# WORK REQUIRED
Which lines include the word "true"? Copy each of them.

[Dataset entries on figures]
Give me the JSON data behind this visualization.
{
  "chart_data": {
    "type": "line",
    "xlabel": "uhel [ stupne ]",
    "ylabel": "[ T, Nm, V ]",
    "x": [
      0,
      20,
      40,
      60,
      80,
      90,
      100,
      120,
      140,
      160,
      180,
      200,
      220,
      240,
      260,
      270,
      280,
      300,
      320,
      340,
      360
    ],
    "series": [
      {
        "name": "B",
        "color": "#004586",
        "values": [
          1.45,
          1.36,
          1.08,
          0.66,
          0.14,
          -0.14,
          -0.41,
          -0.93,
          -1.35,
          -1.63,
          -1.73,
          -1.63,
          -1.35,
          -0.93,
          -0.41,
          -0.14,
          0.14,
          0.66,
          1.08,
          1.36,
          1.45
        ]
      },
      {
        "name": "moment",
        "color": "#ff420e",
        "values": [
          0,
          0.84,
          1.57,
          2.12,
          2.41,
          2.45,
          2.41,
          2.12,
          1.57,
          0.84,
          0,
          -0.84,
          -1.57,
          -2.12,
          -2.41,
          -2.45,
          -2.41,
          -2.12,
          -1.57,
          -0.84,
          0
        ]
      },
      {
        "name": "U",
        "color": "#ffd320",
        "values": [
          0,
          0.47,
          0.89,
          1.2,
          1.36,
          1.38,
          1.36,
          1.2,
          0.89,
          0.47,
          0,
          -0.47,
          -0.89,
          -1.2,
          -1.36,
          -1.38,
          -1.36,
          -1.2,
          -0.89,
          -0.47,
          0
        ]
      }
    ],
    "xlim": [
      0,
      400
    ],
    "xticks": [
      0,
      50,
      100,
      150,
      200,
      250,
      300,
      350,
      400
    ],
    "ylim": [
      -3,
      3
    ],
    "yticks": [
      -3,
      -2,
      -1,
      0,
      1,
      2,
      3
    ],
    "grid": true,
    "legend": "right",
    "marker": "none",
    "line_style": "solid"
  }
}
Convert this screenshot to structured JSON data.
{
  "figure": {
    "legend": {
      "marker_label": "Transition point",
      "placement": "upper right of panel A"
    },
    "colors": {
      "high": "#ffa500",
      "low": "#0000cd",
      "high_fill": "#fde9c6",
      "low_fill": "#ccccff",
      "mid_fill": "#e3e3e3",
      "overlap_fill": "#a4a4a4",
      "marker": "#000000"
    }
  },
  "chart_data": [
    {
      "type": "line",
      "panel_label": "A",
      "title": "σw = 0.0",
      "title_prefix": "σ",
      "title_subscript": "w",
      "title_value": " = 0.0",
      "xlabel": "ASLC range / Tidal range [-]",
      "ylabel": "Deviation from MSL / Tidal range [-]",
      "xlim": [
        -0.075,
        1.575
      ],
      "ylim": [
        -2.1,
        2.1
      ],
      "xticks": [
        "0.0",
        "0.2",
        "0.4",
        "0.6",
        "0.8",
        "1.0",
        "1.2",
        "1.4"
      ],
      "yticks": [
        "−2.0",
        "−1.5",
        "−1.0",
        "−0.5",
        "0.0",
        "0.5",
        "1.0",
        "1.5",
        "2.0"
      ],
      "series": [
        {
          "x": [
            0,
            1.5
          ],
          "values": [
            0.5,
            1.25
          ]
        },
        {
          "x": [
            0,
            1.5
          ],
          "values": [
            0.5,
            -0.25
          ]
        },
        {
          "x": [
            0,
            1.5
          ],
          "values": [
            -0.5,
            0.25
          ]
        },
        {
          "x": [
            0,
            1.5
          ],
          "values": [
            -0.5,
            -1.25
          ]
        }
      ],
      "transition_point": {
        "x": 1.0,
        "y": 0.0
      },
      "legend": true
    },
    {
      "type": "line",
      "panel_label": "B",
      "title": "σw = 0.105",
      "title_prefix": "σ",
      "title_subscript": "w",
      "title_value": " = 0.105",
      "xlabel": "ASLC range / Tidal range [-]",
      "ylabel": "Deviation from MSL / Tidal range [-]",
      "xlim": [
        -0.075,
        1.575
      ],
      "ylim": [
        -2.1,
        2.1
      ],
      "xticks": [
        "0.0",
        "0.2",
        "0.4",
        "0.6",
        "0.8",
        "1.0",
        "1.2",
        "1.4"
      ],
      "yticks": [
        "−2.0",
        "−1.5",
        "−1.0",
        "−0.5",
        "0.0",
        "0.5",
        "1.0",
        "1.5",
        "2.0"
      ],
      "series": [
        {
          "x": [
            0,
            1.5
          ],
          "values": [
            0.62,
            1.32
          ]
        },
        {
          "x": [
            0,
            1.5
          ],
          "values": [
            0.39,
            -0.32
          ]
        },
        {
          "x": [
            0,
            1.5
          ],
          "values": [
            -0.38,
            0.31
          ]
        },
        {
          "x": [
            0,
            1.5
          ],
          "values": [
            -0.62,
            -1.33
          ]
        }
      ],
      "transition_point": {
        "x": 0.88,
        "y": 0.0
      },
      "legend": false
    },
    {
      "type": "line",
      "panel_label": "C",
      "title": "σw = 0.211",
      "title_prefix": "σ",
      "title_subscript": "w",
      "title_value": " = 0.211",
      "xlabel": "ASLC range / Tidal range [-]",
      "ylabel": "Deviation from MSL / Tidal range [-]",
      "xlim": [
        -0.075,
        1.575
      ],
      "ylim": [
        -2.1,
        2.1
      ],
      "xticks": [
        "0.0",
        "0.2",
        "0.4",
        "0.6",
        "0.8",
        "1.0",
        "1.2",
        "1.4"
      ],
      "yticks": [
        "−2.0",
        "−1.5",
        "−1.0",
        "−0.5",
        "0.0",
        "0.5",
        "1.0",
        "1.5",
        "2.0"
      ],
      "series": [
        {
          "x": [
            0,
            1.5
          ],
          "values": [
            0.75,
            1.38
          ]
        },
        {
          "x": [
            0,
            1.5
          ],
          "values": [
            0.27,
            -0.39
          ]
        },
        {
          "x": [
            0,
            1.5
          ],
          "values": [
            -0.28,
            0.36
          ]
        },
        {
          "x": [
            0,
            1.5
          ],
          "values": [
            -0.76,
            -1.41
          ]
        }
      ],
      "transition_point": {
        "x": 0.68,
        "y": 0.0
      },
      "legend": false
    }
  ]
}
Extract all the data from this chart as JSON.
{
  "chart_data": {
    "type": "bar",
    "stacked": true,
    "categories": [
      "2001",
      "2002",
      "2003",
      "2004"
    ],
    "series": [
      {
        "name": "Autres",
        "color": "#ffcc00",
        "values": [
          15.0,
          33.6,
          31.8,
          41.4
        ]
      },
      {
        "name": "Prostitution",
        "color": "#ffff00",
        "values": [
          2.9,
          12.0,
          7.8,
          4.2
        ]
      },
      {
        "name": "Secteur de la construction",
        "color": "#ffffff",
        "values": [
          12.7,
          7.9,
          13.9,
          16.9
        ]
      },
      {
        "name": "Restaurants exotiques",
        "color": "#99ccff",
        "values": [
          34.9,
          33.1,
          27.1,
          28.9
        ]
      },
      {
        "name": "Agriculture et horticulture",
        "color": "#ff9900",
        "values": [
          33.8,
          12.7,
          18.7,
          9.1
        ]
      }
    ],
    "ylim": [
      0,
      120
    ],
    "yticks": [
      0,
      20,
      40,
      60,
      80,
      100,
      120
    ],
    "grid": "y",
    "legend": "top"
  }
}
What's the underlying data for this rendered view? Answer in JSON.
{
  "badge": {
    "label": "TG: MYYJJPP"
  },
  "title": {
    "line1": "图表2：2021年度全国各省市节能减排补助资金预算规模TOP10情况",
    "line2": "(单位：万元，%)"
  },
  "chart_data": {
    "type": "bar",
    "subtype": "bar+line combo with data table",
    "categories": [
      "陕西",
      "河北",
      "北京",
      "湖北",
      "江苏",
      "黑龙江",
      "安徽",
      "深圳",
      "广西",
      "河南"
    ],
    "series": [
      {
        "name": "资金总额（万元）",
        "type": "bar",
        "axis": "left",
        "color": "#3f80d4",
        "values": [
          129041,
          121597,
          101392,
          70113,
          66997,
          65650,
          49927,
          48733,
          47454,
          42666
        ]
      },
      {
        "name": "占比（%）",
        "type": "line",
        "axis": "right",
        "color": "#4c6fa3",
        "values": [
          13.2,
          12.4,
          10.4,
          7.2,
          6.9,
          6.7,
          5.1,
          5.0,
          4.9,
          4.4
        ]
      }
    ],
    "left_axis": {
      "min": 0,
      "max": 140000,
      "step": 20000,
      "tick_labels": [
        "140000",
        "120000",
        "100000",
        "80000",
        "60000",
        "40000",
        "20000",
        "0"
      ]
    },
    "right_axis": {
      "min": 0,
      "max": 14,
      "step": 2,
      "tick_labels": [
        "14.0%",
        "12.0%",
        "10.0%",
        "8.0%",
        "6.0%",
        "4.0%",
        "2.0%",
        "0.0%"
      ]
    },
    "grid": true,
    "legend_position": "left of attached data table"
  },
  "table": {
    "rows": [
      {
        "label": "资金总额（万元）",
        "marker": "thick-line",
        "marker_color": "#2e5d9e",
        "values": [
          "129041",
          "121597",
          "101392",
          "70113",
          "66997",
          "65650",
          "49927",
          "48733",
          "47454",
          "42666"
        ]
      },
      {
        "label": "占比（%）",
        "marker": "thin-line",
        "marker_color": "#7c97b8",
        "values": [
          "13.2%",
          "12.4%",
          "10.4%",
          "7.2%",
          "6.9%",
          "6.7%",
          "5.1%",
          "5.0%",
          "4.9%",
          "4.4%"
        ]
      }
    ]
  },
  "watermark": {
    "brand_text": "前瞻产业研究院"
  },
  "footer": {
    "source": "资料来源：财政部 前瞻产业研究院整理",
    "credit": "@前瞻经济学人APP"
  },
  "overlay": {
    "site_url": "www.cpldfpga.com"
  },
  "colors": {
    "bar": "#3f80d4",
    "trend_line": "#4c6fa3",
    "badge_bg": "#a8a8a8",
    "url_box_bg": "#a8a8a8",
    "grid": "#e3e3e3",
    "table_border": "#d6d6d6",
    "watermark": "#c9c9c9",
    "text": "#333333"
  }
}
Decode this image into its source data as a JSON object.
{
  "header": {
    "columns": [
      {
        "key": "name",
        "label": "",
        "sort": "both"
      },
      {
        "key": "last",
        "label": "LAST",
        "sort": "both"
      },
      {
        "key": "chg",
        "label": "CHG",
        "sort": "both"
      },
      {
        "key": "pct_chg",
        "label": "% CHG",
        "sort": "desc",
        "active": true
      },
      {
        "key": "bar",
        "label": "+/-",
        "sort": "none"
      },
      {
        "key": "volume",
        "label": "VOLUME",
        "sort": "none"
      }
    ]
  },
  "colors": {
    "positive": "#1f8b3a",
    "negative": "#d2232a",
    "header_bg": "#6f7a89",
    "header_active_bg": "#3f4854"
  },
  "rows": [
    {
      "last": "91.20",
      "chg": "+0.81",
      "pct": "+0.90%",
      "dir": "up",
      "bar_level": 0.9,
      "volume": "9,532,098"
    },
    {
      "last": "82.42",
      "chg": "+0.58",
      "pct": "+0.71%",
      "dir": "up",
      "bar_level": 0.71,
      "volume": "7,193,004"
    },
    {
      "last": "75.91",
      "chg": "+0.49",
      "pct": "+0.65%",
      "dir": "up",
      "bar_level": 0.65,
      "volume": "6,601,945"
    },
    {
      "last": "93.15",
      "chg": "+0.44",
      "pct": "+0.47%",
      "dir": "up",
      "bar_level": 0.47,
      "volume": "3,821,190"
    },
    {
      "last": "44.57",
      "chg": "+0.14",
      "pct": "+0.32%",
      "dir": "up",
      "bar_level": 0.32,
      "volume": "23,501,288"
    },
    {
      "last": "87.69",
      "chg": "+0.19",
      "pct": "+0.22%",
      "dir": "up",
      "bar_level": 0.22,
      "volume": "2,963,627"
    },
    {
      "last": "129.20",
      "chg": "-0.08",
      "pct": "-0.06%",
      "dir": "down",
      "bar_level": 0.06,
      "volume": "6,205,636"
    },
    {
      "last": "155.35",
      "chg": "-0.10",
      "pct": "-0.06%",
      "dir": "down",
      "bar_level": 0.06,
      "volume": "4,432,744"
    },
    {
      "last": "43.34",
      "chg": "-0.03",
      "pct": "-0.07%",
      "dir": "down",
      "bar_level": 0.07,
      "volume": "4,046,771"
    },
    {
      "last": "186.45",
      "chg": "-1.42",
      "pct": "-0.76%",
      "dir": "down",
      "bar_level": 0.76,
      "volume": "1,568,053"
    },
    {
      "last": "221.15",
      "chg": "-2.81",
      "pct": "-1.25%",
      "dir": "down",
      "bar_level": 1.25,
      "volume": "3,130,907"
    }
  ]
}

# THE OUTPUT
    "grid": true,
      "legend": true
    "stacked": true,
    "grid": true,
        "active": true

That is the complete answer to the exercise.